**Source material**
---*---

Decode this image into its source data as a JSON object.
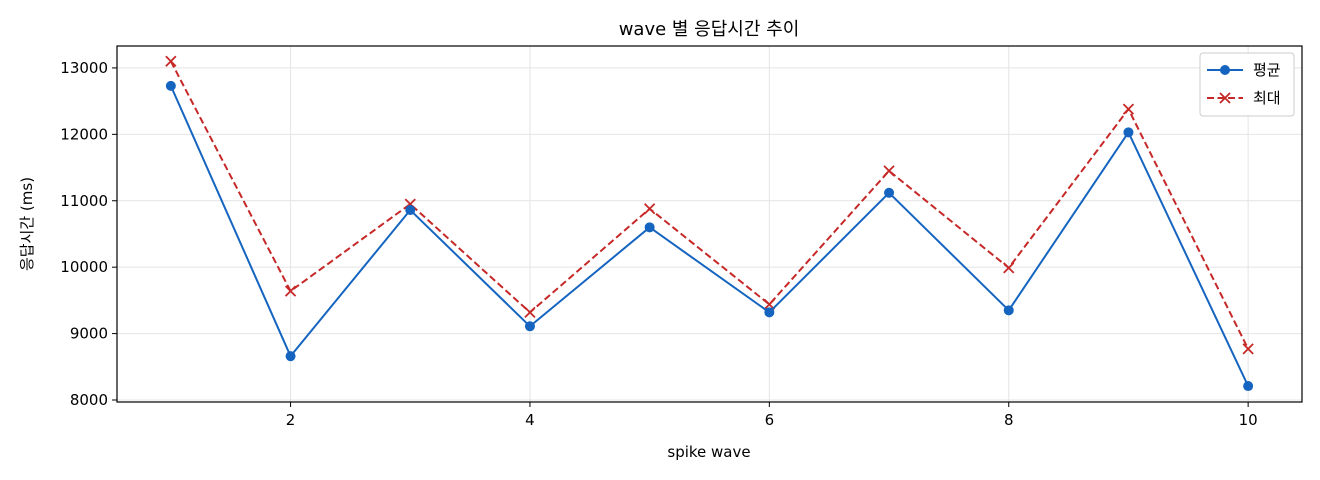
{
  "chart_data": {
    "type": "line",
    "title": "wave 별 응답시간 추이",
    "xlabel": "spike wave",
    "ylabel": "응답시간 (ms)",
    "x": [
      1,
      2,
      3,
      4,
      5,
      6,
      7,
      8,
      9,
      10
    ],
    "xlim": [
      0.55,
      10.45
    ],
    "ylim": [
      7970,
      13330
    ],
    "x_ticks": [
      2,
      4,
      6,
      8,
      10
    ],
    "y_ticks": [
      8000,
      9000,
      10000,
      11000,
      12000,
      13000
    ],
    "grid": true,
    "legend_position": "top-right",
    "series": [
      {
        "name": "평균",
        "values": [
          12730,
          8660,
          10860,
          9110,
          10600,
          9320,
          11120,
          9350,
          12030,
          8210
        ],
        "color": "#1565c0",
        "line_style": "solid",
        "marker": "circle"
      },
      {
        "name": "최대",
        "values": [
          13100,
          9640,
          10950,
          9320,
          10880,
          9440,
          11450,
          9990,
          12380,
          8770
        ],
        "color": "#c62828",
        "line_style": "dashed",
        "marker": "x"
      }
    ]
  }
}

---*---

From the entries above, list each line with "wave" in it.

**Output**
    "title": "wave 별 응답시간 추이",
    "xlabel": "spike wave",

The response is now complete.